== Description of the task ==
Report how many lines contain "this", with no other words.

(Figure dataset records)
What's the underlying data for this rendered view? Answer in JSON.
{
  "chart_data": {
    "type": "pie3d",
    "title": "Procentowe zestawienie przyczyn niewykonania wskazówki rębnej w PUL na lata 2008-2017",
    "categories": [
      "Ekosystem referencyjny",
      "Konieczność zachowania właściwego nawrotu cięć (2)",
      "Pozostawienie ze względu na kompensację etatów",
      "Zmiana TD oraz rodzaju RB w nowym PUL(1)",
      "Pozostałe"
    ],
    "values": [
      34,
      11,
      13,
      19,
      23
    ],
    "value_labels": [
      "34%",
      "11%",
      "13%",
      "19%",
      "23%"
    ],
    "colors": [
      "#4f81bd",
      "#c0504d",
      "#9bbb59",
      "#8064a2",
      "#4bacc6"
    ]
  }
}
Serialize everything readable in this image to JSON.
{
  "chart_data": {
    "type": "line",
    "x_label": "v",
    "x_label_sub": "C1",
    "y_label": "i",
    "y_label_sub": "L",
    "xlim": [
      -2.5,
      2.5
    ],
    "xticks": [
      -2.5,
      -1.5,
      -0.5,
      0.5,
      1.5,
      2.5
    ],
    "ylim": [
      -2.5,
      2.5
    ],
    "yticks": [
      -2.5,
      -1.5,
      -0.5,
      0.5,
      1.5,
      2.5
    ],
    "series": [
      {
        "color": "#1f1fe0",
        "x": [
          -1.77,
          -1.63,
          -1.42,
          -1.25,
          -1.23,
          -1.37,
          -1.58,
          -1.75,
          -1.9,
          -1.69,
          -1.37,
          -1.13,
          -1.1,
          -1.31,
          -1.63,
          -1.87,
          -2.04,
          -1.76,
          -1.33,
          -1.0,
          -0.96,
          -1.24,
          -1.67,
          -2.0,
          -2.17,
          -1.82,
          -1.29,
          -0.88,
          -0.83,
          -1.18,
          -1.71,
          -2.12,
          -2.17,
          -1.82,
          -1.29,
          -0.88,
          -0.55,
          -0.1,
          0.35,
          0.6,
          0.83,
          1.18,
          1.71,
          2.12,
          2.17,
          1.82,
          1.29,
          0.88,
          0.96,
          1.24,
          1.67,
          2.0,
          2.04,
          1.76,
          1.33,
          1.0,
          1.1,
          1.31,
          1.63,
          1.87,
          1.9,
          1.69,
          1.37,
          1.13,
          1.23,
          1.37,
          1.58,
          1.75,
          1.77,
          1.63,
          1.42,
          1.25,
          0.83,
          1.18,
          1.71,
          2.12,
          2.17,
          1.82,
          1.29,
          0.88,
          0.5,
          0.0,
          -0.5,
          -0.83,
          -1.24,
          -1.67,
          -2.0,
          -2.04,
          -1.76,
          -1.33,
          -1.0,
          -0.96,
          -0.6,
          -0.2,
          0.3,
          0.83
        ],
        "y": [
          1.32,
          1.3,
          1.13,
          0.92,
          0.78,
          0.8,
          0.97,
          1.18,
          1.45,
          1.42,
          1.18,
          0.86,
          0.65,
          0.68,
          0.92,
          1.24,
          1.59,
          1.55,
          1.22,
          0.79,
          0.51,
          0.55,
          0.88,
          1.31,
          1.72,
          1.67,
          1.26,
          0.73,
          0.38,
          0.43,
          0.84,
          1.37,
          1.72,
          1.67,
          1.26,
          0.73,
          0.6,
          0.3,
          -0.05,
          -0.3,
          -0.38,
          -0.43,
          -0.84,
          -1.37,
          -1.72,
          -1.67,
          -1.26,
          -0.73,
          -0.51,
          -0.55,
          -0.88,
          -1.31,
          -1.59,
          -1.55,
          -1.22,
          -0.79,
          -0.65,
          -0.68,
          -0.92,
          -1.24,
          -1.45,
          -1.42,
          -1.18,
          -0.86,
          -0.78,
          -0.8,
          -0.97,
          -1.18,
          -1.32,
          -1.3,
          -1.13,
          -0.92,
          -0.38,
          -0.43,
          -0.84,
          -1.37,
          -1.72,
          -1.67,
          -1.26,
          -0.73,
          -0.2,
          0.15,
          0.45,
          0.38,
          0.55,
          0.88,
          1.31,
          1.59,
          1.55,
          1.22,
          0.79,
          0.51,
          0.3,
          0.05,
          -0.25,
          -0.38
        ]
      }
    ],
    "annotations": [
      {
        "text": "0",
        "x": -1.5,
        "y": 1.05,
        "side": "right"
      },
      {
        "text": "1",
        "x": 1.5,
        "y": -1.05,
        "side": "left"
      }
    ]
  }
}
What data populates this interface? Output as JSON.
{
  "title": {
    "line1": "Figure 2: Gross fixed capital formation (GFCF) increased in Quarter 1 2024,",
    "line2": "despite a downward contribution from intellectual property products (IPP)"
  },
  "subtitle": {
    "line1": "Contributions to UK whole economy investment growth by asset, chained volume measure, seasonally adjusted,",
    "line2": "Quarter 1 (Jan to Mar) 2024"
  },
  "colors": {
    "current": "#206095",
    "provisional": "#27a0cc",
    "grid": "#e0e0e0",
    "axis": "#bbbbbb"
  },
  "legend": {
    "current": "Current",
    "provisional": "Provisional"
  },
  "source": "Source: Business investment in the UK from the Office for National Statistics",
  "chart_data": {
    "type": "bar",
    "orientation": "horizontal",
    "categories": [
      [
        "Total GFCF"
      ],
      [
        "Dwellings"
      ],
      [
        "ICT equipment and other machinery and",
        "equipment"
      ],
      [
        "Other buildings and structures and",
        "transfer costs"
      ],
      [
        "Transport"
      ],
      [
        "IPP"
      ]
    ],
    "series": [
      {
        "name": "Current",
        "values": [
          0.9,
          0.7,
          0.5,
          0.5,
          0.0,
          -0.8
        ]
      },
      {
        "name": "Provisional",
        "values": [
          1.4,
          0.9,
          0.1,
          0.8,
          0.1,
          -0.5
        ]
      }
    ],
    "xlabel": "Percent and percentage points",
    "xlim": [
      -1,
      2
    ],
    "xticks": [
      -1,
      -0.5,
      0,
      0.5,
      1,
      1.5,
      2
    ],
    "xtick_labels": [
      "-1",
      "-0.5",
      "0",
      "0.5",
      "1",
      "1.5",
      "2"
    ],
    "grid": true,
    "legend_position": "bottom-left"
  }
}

== Solution to the problem ==
3